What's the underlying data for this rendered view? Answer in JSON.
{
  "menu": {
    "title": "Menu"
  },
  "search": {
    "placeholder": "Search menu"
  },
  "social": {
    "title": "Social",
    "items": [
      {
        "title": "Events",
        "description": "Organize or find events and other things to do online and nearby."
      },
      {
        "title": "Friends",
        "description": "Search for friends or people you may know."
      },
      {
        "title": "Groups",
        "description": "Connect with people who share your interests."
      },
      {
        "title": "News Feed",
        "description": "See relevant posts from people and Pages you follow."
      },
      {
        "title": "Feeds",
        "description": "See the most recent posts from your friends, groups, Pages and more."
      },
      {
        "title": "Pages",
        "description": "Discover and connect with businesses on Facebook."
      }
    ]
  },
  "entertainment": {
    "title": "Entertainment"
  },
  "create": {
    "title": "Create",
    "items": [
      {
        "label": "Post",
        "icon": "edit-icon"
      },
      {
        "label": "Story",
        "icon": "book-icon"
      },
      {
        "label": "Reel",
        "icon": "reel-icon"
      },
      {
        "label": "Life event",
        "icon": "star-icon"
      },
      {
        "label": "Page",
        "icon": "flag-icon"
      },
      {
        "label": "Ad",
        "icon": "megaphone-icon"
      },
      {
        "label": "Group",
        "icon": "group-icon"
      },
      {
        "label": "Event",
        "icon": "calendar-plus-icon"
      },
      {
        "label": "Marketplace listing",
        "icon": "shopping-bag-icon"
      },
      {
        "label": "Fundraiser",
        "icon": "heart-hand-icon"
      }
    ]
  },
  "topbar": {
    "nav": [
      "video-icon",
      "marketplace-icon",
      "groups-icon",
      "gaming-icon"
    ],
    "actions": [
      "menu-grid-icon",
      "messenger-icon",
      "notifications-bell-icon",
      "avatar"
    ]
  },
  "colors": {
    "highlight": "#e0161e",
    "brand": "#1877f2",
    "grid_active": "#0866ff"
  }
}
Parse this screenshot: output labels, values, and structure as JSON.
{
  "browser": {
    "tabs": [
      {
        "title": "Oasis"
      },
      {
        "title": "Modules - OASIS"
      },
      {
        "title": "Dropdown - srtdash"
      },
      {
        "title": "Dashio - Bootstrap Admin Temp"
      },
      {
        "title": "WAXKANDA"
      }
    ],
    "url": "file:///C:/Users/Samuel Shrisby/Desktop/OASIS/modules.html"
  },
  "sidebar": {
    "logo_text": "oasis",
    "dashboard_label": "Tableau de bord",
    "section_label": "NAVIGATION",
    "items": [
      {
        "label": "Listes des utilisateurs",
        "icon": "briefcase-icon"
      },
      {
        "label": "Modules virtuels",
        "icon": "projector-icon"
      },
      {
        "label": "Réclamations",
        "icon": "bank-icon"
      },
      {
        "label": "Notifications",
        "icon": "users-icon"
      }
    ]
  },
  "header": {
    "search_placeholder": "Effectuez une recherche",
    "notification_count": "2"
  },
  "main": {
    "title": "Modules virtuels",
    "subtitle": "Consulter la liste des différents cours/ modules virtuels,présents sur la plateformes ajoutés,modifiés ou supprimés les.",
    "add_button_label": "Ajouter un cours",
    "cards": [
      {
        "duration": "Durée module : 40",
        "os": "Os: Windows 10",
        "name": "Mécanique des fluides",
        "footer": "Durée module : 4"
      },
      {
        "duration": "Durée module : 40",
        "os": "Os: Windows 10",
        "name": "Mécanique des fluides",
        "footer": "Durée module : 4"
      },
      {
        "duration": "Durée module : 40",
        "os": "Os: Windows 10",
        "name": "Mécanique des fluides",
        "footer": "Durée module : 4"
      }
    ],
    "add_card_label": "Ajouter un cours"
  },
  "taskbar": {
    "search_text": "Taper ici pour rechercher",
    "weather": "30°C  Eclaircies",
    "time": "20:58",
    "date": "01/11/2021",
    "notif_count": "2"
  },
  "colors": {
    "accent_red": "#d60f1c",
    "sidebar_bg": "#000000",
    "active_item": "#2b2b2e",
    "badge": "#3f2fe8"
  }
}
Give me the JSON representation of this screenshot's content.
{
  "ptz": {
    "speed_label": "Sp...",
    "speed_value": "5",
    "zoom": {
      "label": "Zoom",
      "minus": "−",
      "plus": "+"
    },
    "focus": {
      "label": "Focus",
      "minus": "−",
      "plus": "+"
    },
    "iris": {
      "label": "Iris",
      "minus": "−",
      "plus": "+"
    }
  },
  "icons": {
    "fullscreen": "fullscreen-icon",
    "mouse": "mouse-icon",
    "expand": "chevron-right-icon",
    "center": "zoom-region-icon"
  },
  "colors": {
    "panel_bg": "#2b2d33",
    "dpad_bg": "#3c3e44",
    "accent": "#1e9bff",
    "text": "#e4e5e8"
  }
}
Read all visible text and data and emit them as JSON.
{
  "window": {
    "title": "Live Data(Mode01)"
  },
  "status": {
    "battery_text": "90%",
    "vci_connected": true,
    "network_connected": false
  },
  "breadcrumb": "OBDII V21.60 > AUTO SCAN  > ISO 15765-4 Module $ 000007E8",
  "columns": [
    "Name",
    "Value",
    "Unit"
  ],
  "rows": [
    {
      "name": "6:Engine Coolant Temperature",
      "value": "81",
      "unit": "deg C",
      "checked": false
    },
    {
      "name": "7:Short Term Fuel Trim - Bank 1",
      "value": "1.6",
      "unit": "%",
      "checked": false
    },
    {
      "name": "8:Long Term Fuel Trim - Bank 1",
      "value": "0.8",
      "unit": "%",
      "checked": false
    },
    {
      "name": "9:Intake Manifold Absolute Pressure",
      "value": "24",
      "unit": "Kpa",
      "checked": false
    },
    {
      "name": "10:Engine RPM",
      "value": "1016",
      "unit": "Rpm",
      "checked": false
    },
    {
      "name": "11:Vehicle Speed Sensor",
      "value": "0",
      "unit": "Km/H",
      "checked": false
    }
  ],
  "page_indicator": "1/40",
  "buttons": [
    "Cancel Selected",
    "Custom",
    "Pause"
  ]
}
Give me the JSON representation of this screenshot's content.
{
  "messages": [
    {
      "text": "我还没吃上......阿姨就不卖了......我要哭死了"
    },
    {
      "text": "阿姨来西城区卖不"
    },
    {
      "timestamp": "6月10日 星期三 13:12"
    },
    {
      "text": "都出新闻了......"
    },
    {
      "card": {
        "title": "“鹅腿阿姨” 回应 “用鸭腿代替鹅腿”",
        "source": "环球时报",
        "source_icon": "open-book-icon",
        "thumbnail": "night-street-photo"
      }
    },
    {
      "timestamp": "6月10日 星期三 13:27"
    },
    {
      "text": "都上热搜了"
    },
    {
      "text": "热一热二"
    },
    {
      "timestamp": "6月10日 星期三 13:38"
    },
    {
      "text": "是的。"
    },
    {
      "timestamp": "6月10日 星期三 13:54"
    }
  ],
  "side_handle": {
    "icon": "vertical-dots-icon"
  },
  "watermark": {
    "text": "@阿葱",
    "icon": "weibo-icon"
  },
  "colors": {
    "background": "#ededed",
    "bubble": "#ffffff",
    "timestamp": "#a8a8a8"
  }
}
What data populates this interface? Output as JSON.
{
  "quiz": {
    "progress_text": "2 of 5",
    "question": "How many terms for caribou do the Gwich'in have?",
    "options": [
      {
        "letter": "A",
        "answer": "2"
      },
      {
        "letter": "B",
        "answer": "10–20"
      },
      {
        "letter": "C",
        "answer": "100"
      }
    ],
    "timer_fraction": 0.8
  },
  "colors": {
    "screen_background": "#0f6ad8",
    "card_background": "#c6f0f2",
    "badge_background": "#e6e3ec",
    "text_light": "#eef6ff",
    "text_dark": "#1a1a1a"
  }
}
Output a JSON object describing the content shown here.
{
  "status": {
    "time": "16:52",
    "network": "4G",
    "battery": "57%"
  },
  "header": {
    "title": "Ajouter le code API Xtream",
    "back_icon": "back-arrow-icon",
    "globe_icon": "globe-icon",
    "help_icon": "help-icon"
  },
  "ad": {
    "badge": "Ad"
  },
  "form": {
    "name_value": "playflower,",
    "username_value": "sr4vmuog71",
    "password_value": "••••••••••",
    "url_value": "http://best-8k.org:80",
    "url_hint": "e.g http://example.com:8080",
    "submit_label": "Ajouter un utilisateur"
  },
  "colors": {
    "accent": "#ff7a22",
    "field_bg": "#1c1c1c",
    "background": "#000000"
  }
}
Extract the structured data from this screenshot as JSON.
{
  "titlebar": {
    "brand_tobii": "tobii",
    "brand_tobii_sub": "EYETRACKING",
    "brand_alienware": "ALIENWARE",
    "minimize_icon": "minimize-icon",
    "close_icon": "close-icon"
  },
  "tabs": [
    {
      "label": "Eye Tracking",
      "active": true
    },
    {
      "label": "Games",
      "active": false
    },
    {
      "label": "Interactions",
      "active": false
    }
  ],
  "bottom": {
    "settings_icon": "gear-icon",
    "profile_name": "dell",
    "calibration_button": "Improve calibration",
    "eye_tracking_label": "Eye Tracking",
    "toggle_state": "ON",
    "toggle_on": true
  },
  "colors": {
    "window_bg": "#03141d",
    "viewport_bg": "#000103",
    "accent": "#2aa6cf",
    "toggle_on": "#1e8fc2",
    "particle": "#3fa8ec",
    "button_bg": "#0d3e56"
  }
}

## Problem details
Go through the records and copy each line with "people" in it.

## Correct response
        "description": "Search for friends or people you may know."
        "description": "Connect with people who share your interests."
        "description": "See relevant posts from people and Pages you follow."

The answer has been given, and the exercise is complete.